* [SOURCE RECORDS]:

---

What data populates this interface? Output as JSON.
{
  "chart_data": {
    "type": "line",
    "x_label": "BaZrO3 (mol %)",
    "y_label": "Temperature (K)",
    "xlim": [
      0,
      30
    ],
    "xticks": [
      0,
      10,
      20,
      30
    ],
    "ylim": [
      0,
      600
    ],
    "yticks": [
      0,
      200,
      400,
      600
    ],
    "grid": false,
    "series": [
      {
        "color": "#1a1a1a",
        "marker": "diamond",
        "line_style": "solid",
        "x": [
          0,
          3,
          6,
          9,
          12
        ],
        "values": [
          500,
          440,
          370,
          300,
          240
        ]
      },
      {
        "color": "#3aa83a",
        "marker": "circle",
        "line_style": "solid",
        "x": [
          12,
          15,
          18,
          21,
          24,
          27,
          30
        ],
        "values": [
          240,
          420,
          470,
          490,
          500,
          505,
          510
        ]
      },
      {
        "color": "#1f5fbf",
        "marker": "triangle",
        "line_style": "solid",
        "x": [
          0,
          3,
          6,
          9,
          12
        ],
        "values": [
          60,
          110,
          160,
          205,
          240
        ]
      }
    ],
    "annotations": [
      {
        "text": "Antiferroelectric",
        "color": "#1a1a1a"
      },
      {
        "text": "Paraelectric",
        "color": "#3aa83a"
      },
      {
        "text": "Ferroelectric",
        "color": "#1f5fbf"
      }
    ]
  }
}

---

* [DIRECTIONS FOR THIS TASK]:
From the data above, copy each line that holds "text".

* [REPLY TO THE EXERCISE]:
        "text": "Antiferroelectric",
        "text": "Paraelectric",
        "text": "Ferroelectric",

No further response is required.